_THE PROBLEM_: In the entries below, find the lines with the word "image" and copy them.
====
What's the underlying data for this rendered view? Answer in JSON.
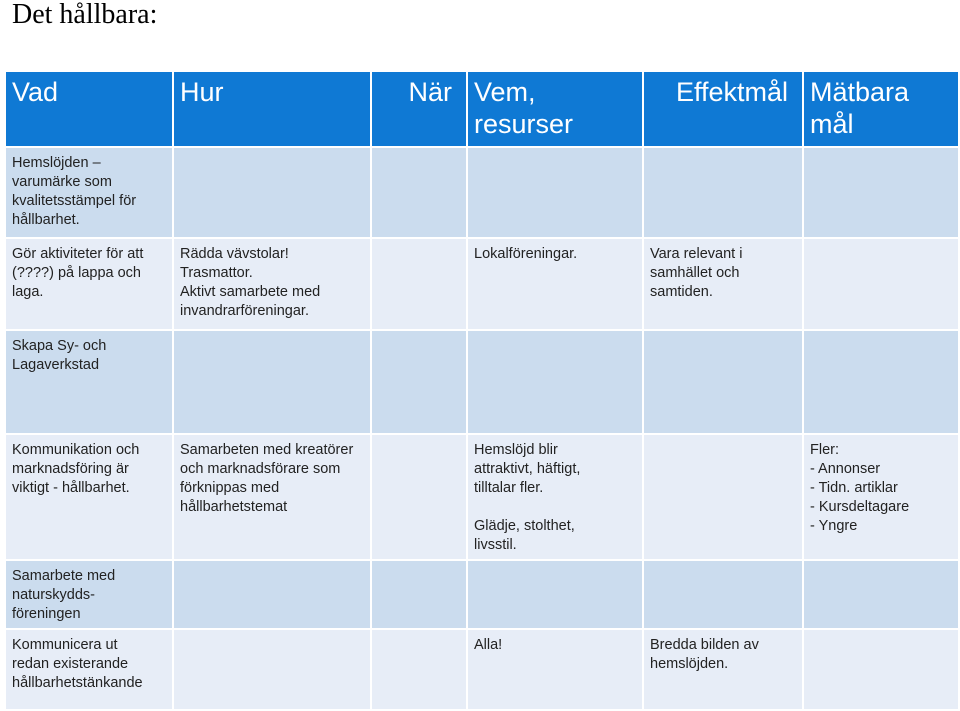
{
  "page": {
    "title": "Det hållbara:"
  },
  "table": {
    "headers": [
      "Vad",
      "Hur",
      "När",
      "Vem,\nresurser",
      "Effektmål",
      "Mätbara mål"
    ],
    "rows": [
      {
        "vad": [
          "Hemslöjden –",
          "varumärke som",
          "kvalitetsstämpel för",
          "hållbarhet."
        ],
        "hur": [],
        "nar": [],
        "vem": [],
        "effekt": [],
        "matbara": []
      },
      {
        "vad": [
          "Gör aktiviteter för att",
          "(????) på lappa och",
          "laga."
        ],
        "hur": [
          "Rädda vävstolar!",
          "Trasmattor.",
          "Aktivt samarbete med",
          "invandrarföreningar."
        ],
        "nar": [],
        "vem": [
          "Lokalföreningar."
        ],
        "effekt": [
          "Vara relevant i",
          "samhället och",
          "samtiden."
        ],
        "matbara": []
      },
      {
        "vad": [
          "Skapa Sy- och",
          "Lagaverkstad"
        ],
        "hur": [],
        "nar": [],
        "vem": [],
        "effekt": [],
        "matbara": []
      },
      {
        "vad": [
          "Kommunikation och",
          "marknadsföring är",
          "viktigt - hållbarhet."
        ],
        "hur": [
          "Samarbeten med kreatörer",
          "och marknadsförare som",
          "förknippas med",
          "hållbarhetstemat"
        ],
        "nar": [],
        "vem": [
          "Hemslöjd blir",
          "attraktivt, häftigt,",
          "tilltalar fler.",
          "",
          "Glädje, stolthet,",
          "livsstil."
        ],
        "effekt": [],
        "matbara": [
          "Fler:",
          "-   Annonser",
          "-   Tidn. artiklar",
          "-   Kursdeltagare",
          "-   Yngre"
        ]
      },
      {
        "vad": [
          "Samarbete med",
          "naturskydds-",
          "föreningen"
        ],
        "hur": [],
        "nar": [],
        "vem": [],
        "effekt": [],
        "matbara": []
      },
      {
        "vad": [
          "Kommunicera ut",
          "redan existerande",
          "hållbarhetstänkande"
        ],
        "hur": [],
        "nar": [],
        "vem": [
          "Alla!"
        ],
        "effekt": [
          "Bredda bilden av",
          "hemslöjden."
        ],
        "matbara": []
      }
    ]
  }
}
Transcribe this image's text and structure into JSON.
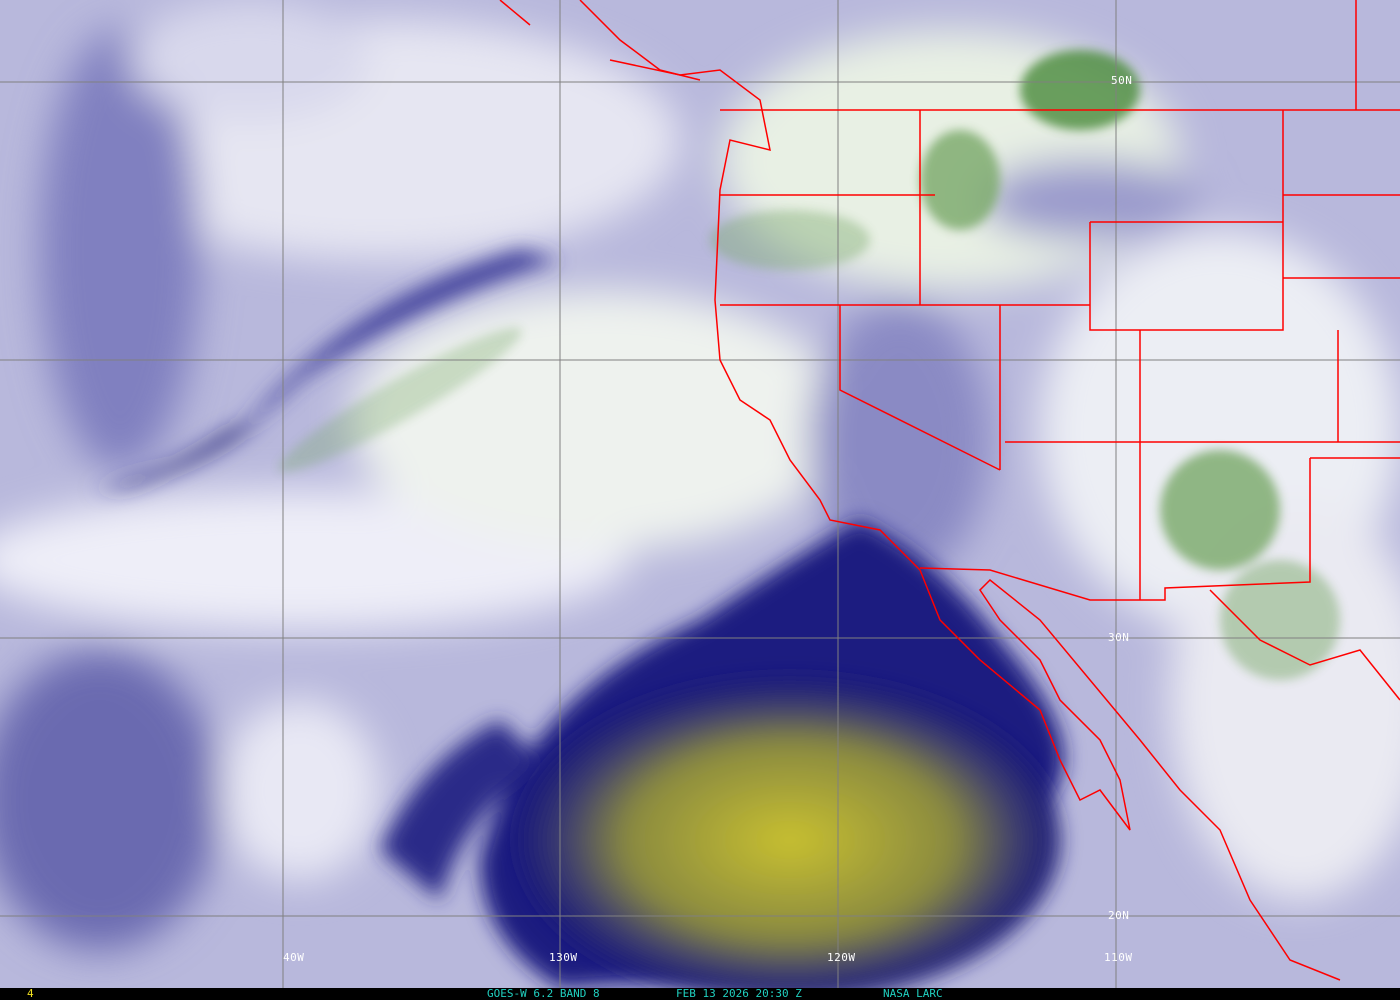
{
  "image": {
    "satellite": "GOES-W",
    "caption": "GOES-W 6.2 BAND 8",
    "datetime": "FEB 13 2026 20:30 Z",
    "credit": "NASA LARC",
    "frame_number": "4",
    "caption_color": "#20d0c0",
    "frame_number_color": "#f0e020",
    "border_color": "#ff0000",
    "grid_color": "#808080"
  },
  "latitude_labels": [
    "50N",
    "30N",
    "20N"
  ],
  "longitude_labels": [
    "40W",
    "130W",
    "120W",
    "110W"
  ],
  "palette": {
    "dry": "#f0f0f8",
    "mid": "#9a9acc",
    "very_dry": "#1a1a70",
    "extreme_dry": "#b0b030",
    "moist": "#70a060"
  }
}
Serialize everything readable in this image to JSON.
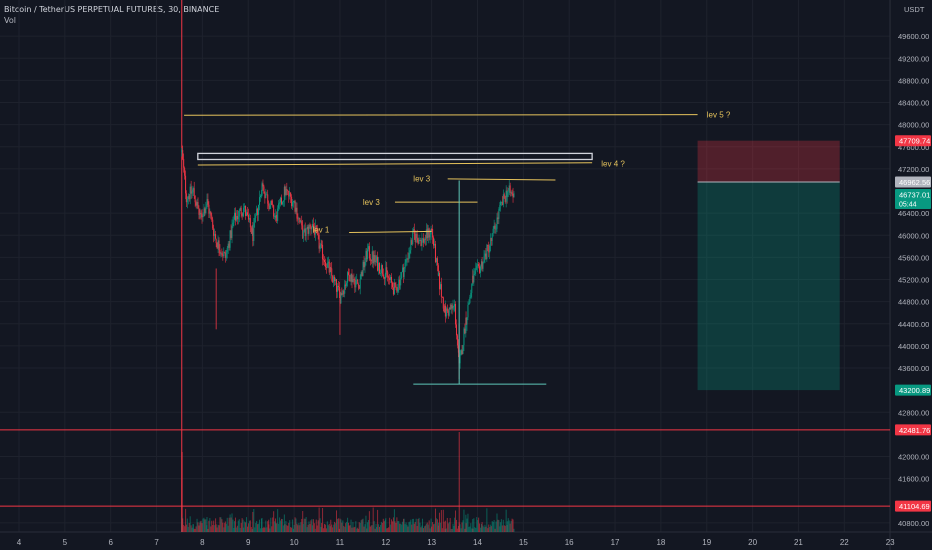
{
  "header": {
    "symbol_line": "Bitcoin / TetherUS PERPETUAL FUTURES, 30, BINANCE",
    "volume_label": "Vol"
  },
  "chart_data": {
    "type": "candlestick",
    "currency": "USDT",
    "y_range": [
      40600,
      50000
    ],
    "x_range": [
      3.6,
      23.1
    ],
    "x_ticks": [
      {
        "v": 4,
        "label": "4"
      },
      {
        "v": 5,
        "label": "5"
      },
      {
        "v": 6,
        "label": "6"
      },
      {
        "v": 7,
        "label": "7"
      },
      {
        "v": 8,
        "label": "8"
      },
      {
        "v": 9,
        "label": "9"
      },
      {
        "v": 10,
        "label": "10"
      },
      {
        "v": 11,
        "label": "11"
      },
      {
        "v": 12,
        "label": "12"
      },
      {
        "v": 13,
        "label": "13"
      },
      {
        "v": 14,
        "label": "14"
      },
      {
        "v": 15,
        "label": "15"
      },
      {
        "v": 16,
        "label": "16"
      },
      {
        "v": 17,
        "label": "17"
      },
      {
        "v": 18,
        "label": "18"
      },
      {
        "v": 19,
        "label": "19"
      },
      {
        "v": 20,
        "label": "20"
      },
      {
        "v": 21,
        "label": "21"
      },
      {
        "v": 22,
        "label": "22"
      },
      {
        "v": 23,
        "label": "23"
      }
    ],
    "y_ticks": [
      {
        "v": 49600,
        "label": "49600.00"
      },
      {
        "v": 49200,
        "label": "49200.00"
      },
      {
        "v": 48800,
        "label": "48800.00"
      },
      {
        "v": 48400,
        "label": "48400.00"
      },
      {
        "v": 48000,
        "label": "48000.00"
      },
      {
        "v": 47600,
        "label": "47600.00"
      },
      {
        "v": 47200,
        "label": "47200.00"
      },
      {
        "v": 46400,
        "label": "46400.00"
      },
      {
        "v": 46000,
        "label": "46000.00"
      },
      {
        "v": 45600,
        "label": "45600.00"
      },
      {
        "v": 45200,
        "label": "45200.00"
      },
      {
        "v": 44800,
        "label": "44800.00"
      },
      {
        "v": 44400,
        "label": "44400.00"
      },
      {
        "v": 44000,
        "label": "44000.00"
      },
      {
        "v": 43600,
        "label": "43600.00"
      },
      {
        "v": 42800,
        "label": "42800.00"
      },
      {
        "v": 42000,
        "label": "42000.00"
      },
      {
        "v": 41600,
        "label": "41600.00"
      },
      {
        "v": 40800,
        "label": "40800.00"
      }
    ],
    "price_tags": [
      {
        "label": "47709.74",
        "value": 47709.74,
        "color": "#f23645"
      },
      {
        "label": "46962.56",
        "value": 46962.56,
        "color": "#b2b5be"
      },
      {
        "label": "46737.01",
        "value": 46737.01,
        "color": "#089981",
        "sub": "05:44"
      },
      {
        "label": "43200.89",
        "value": 43200.89,
        "color": "#089981"
      },
      {
        "label": "42481.76",
        "value": 42481.76,
        "color": "#f23645"
      },
      {
        "label": "41104.69",
        "value": 41104.69,
        "color": "#f23645"
      }
    ],
    "horizontal_levels": [
      {
        "price": 42481.76,
        "color": "#f23645"
      },
      {
        "price": 41104.69,
        "color": "#f23645"
      }
    ],
    "vertical_marker": {
      "x": 7.55,
      "color": "#f23645"
    },
    "annotations": [
      {
        "text": "lev 5 ?",
        "x1": 7.6,
        "x2": 18.8,
        "y1": 48170,
        "y2": 48180,
        "lx": 19.0,
        "ly": 48180
      },
      {
        "text": "lev 4 ?",
        "x1": 7.9,
        "x2": 16.5,
        "y1": 47270,
        "y2": 47310,
        "lx": 16.7,
        "ly": 47300
      },
      {
        "text": "lev 3",
        "x1": 13.35,
        "x2": 15.7,
        "y1": 47020,
        "y2": 47000,
        "lx": 12.6,
        "ly": 47030
      },
      {
        "text": "lev 3",
        "x1": 12.2,
        "x2": 14.0,
        "y1": 46600,
        "y2": 46600,
        "lx": 11.5,
        "ly": 46600
      },
      {
        "text": "lev 1",
        "x1": 11.2,
        "x2": 13.0,
        "y1": 46050,
        "y2": 46070,
        "lx": 10.4,
        "ly": 46100
      }
    ],
    "highlight_box": {
      "x1": 7.9,
      "x2": 16.5,
      "y1": 47370,
      "y2": 47480
    },
    "measure_line": {
      "x": 13.6,
      "y1": 43310,
      "y2": 46990
    },
    "base_line": {
      "x1": 12.6,
      "x2": 15.5,
      "y": 43310
    },
    "position_tool": {
      "x1": 18.8,
      "x2": 21.9,
      "entry": 46962.56,
      "stop": 47709.74,
      "target": 43200.89
    },
    "ohlc_keypoints": [
      [
        7.55,
        47500
      ],
      [
        7.65,
        46700
      ],
      [
        7.8,
        46800
      ],
      [
        7.95,
        46300
      ],
      [
        8.1,
        46600
      ],
      [
        8.3,
        45900
      ],
      [
        8.5,
        45600
      ],
      [
        8.7,
        46300
      ],
      [
        8.9,
        46500
      ],
      [
        9.1,
        46000
      ],
      [
        9.3,
        46900
      ],
      [
        9.45,
        46600
      ],
      [
        9.6,
        46300
      ],
      [
        9.8,
        46800
      ],
      [
        10.0,
        46600
      ],
      [
        10.2,
        46000
      ],
      [
        10.4,
        46200
      ],
      [
        10.6,
        45700
      ],
      [
        10.8,
        45300
      ],
      [
        11.0,
        44900
      ],
      [
        11.2,
        45300
      ],
      [
        11.4,
        45100
      ],
      [
        11.6,
        45700
      ],
      [
        11.8,
        45500
      ],
      [
        12.0,
        45300
      ],
      [
        12.2,
        45000
      ],
      [
        12.4,
        45400
      ],
      [
        12.6,
        46000
      ],
      [
        12.8,
        45900
      ],
      [
        13.0,
        46100
      ],
      [
        13.15,
        45200
      ],
      [
        13.3,
        44600
      ],
      [
        13.5,
        44700
      ],
      [
        13.6,
        43600
      ],
      [
        13.75,
        44500
      ],
      [
        13.9,
        45200
      ],
      [
        14.1,
        45500
      ],
      [
        14.3,
        45900
      ],
      [
        14.5,
        46500
      ],
      [
        14.65,
        46800
      ],
      [
        14.8,
        46700
      ]
    ]
  }
}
====
_ANSWER TO THIS EXERCISE_:
Transcribe this image's text and structure into JSON.
  "image": {
Serialize everything readable in this image to JSON.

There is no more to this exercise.